# Records shown

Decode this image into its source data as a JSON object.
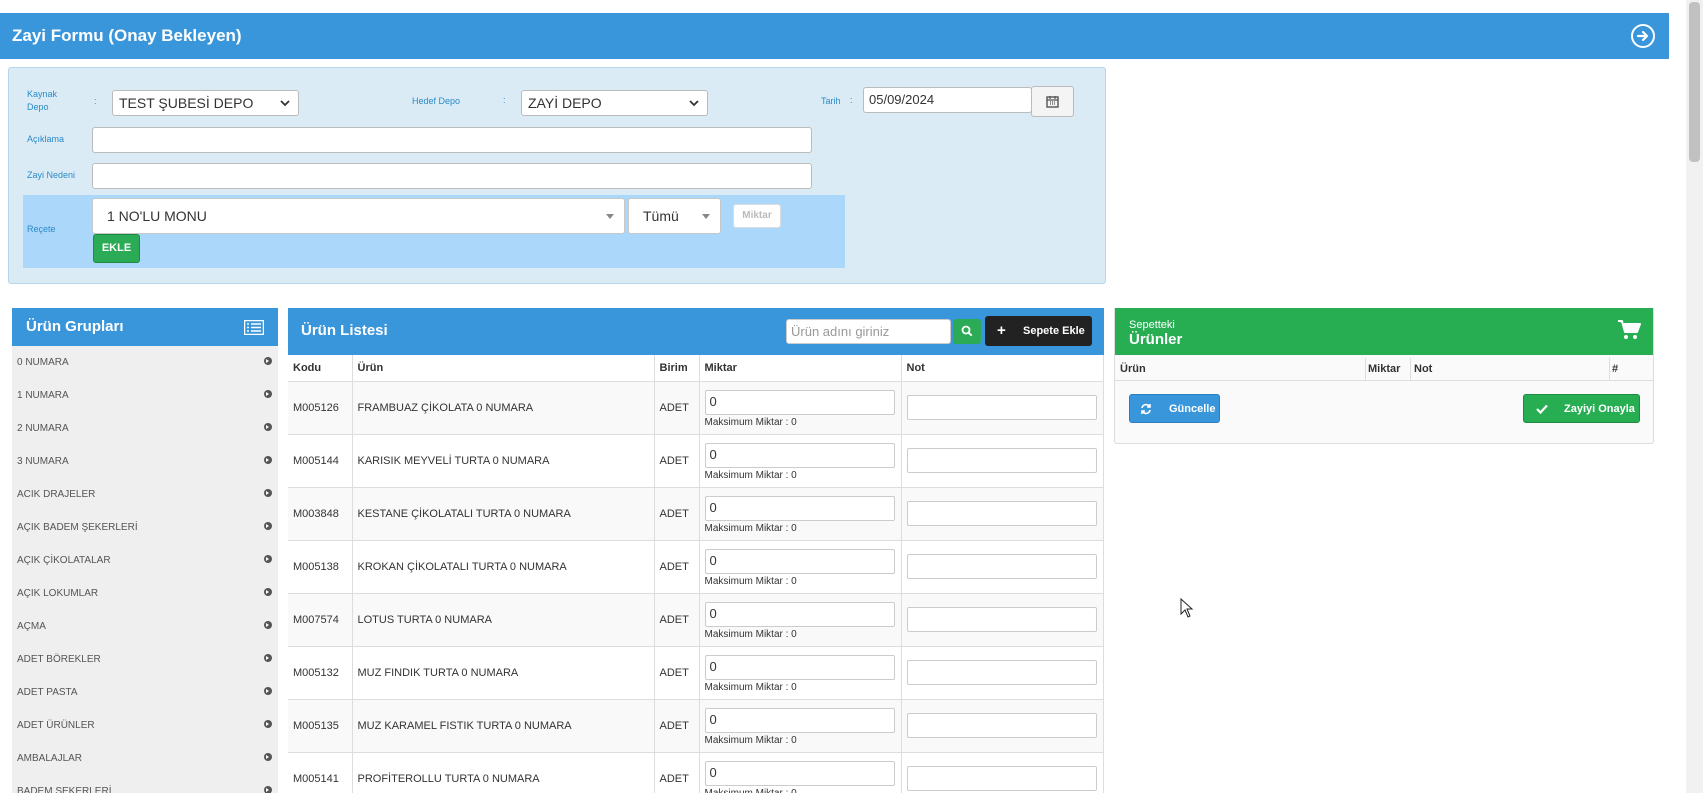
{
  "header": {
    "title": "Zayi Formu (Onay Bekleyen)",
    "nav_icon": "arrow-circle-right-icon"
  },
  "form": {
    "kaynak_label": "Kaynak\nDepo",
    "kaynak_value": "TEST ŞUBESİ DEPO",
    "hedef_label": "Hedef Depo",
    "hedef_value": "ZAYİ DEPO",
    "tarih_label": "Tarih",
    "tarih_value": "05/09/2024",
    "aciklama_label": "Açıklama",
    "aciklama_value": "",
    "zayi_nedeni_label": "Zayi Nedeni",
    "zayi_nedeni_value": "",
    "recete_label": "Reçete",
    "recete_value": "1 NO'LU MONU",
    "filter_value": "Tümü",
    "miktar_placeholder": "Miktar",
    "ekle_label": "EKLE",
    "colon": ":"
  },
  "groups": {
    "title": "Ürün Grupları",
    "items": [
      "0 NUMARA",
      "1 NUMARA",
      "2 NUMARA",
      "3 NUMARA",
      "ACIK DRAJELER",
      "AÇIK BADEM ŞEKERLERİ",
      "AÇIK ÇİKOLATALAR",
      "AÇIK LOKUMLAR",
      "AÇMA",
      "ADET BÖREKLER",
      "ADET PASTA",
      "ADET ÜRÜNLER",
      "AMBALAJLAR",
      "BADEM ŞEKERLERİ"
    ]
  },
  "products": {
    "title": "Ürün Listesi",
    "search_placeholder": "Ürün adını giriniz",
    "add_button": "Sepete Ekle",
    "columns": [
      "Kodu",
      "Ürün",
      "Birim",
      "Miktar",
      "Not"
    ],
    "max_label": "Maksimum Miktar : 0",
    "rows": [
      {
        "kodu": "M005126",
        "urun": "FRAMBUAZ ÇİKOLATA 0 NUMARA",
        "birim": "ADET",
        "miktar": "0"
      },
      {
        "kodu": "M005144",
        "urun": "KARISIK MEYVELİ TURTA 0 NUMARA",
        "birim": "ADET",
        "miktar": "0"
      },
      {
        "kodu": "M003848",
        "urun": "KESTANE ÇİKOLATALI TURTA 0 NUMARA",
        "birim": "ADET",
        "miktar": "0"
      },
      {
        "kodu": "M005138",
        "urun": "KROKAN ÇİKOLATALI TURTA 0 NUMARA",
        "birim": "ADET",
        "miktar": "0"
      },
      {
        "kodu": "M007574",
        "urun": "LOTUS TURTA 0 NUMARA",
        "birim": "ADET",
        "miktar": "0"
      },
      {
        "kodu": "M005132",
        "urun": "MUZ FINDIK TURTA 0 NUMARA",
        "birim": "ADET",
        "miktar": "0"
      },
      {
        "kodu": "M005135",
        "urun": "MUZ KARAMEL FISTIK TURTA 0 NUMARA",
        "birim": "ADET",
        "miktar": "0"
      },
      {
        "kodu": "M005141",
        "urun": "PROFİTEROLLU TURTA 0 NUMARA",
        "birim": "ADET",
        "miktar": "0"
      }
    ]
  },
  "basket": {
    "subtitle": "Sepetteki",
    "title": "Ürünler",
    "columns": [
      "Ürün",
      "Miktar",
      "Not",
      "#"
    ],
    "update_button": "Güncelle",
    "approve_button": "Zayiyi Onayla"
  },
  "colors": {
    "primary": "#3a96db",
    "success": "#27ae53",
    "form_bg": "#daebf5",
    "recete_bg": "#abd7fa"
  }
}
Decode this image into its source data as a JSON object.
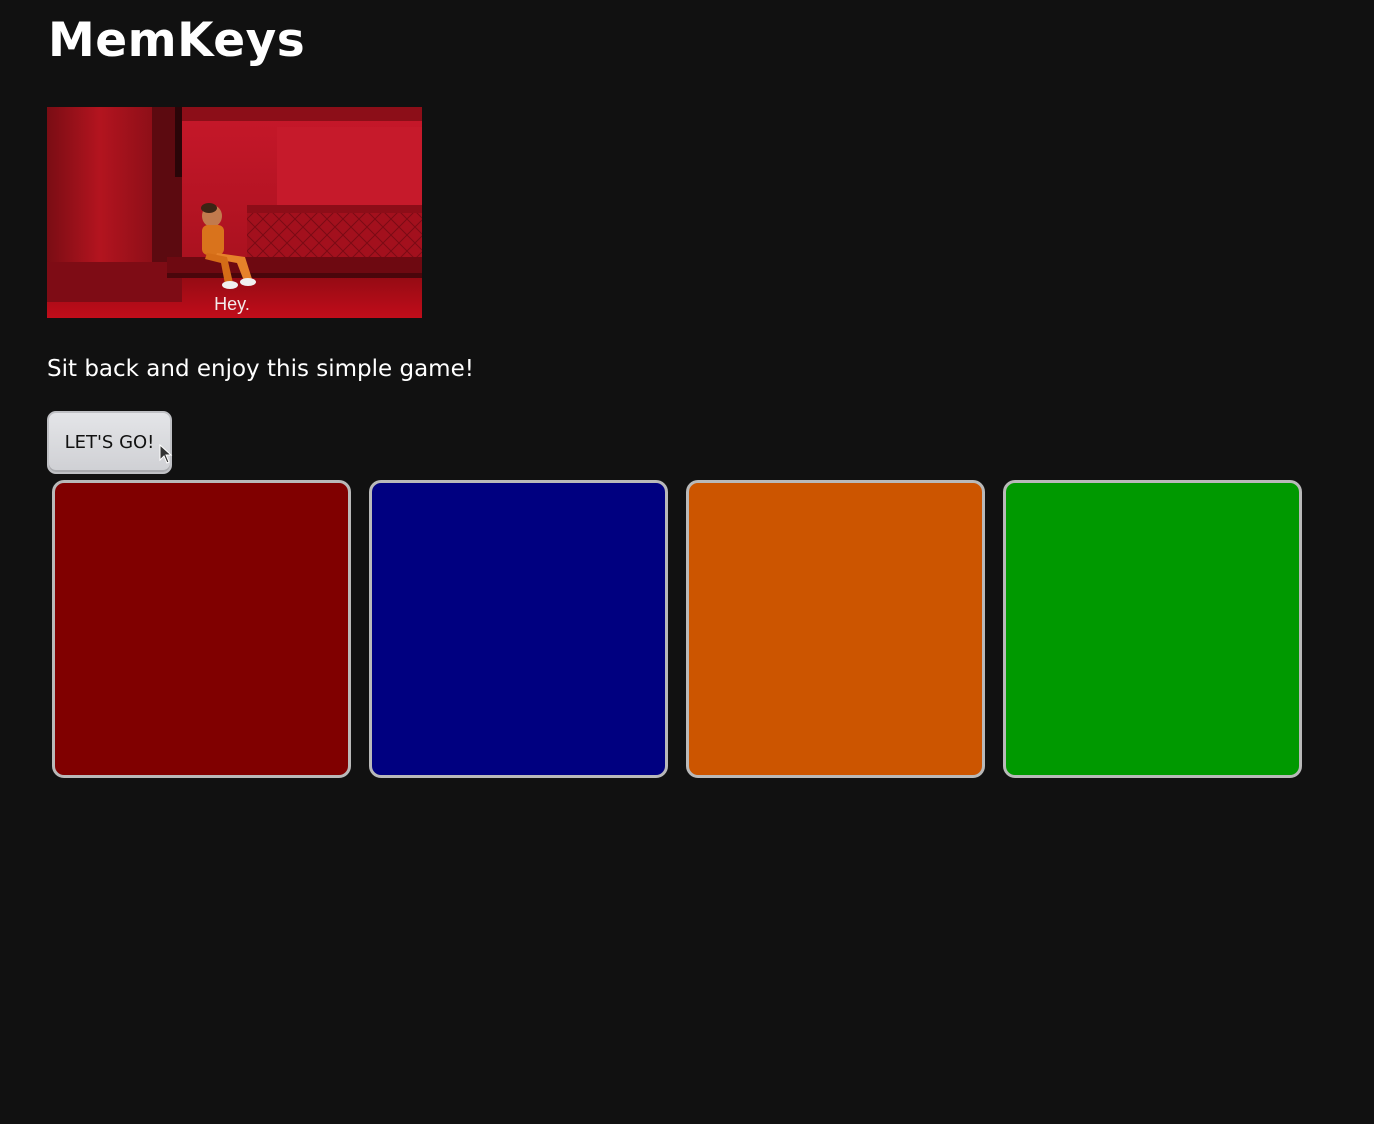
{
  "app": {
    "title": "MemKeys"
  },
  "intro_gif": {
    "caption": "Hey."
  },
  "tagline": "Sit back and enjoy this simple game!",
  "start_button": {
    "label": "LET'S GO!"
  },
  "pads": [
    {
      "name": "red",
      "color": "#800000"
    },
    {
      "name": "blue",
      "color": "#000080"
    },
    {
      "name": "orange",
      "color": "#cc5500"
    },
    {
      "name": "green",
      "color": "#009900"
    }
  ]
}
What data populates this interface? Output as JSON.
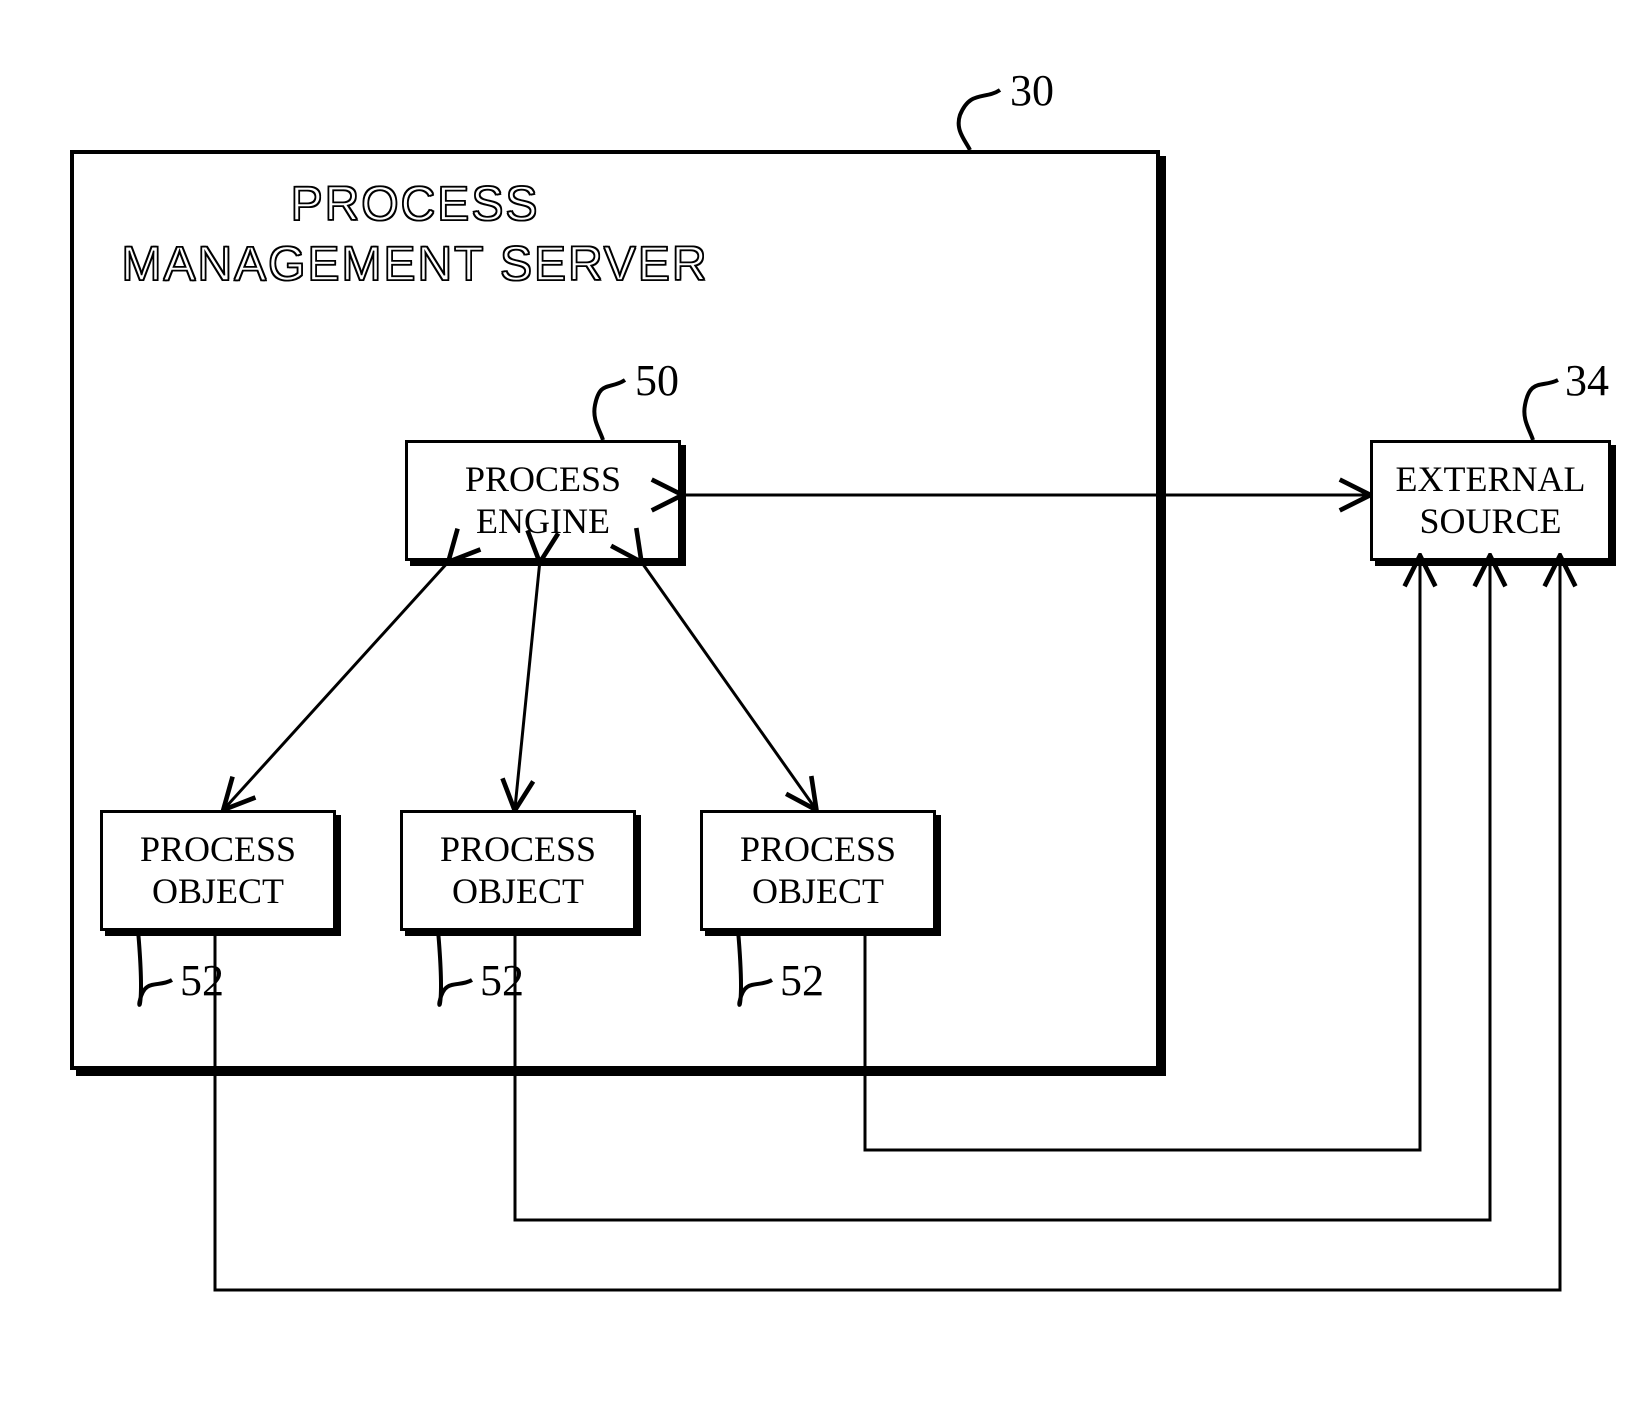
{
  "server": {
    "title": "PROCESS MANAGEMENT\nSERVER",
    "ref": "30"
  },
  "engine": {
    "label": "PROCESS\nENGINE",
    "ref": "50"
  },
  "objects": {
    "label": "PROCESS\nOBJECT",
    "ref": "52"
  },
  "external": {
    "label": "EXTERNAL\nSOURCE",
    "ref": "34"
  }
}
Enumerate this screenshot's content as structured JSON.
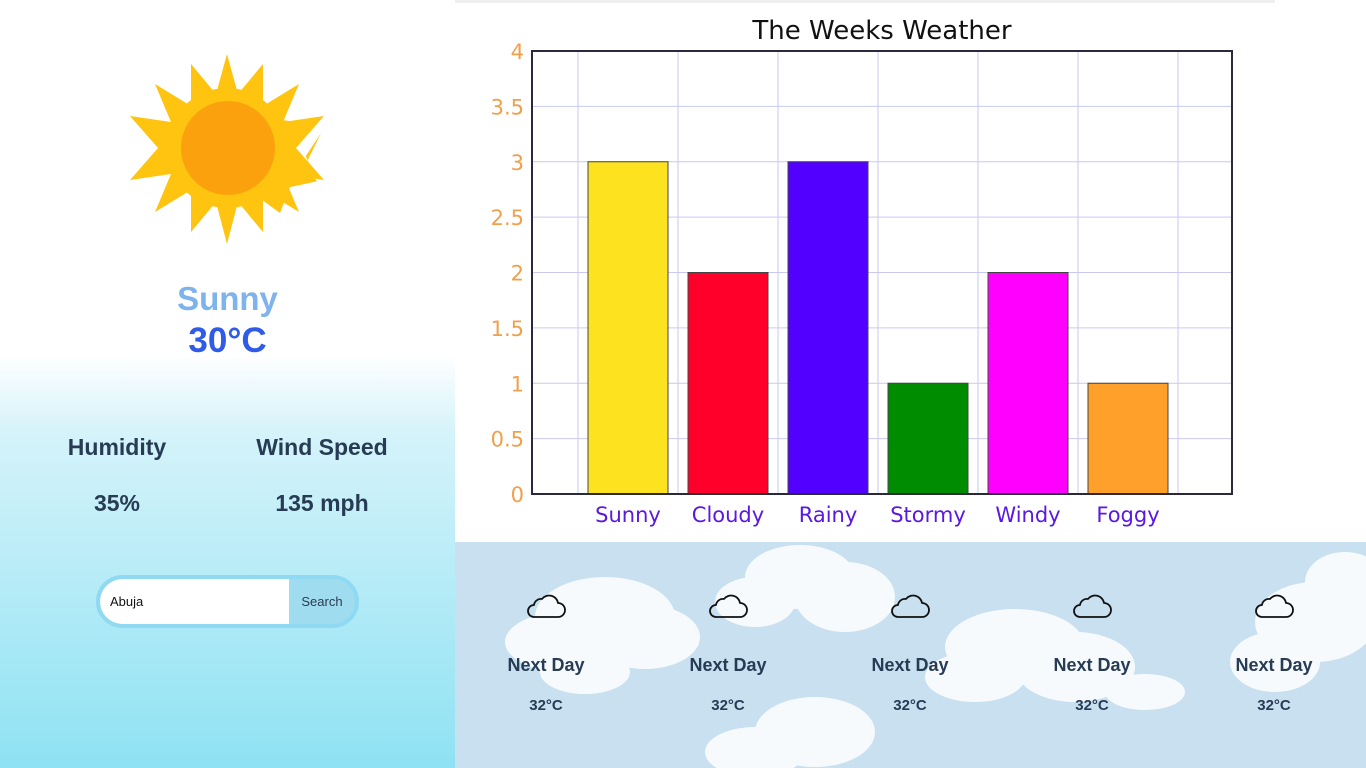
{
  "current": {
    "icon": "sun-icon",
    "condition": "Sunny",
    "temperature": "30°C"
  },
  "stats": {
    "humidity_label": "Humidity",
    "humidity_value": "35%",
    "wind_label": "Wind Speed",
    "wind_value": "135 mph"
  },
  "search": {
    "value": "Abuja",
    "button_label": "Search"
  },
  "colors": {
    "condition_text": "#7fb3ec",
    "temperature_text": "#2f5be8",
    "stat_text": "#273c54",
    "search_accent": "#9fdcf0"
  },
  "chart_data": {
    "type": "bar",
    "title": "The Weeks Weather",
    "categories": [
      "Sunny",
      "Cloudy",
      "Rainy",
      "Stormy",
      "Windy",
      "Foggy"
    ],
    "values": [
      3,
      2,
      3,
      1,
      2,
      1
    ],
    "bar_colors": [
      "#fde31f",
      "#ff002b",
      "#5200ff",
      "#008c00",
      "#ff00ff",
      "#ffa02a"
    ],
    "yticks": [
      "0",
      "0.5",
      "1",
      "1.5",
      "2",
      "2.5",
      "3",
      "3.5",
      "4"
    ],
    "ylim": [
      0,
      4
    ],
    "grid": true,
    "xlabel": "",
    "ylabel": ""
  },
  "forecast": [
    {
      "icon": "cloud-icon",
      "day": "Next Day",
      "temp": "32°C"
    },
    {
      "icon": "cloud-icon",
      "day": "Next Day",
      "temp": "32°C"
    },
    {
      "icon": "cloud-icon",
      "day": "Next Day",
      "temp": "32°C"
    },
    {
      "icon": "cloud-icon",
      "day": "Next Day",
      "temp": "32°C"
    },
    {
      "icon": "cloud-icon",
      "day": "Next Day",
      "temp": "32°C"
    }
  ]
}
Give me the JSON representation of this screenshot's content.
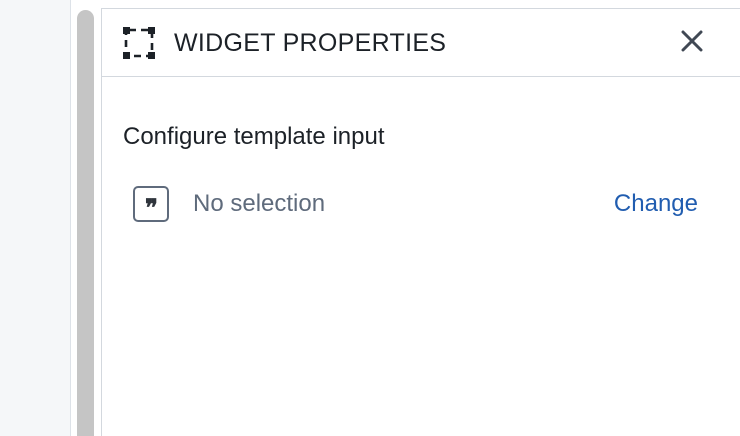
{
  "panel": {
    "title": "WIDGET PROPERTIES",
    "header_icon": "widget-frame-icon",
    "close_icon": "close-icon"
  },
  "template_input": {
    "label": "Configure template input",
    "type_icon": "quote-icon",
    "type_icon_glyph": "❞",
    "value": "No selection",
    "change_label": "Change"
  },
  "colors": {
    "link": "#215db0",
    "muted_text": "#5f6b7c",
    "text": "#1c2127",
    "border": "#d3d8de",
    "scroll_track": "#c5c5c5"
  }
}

# Exercise task
Print once more, exactly, the lines from the one with "Give me the" through the last line of the data, both ends included, without any pictures.

# Worked answer
Give me the JSON representation of this screenshot's content.
{
  "panel": {
    "title": "WIDGET PROPERTIES",
    "header_icon": "widget-frame-icon",
    "close_icon": "close-icon"
  },
  "template_input": {
    "label": "Configure template input",
    "type_icon": "quote-icon",
    "type_icon_glyph": "❞",
    "value": "No selection",
    "change_label": "Change"
  },
  "colors": {
    "link": "#215db0",
    "muted_text": "#5f6b7c",
    "text": "#1c2127",
    "border": "#d3d8de",
    "scroll_track": "#c5c5c5"
  }
}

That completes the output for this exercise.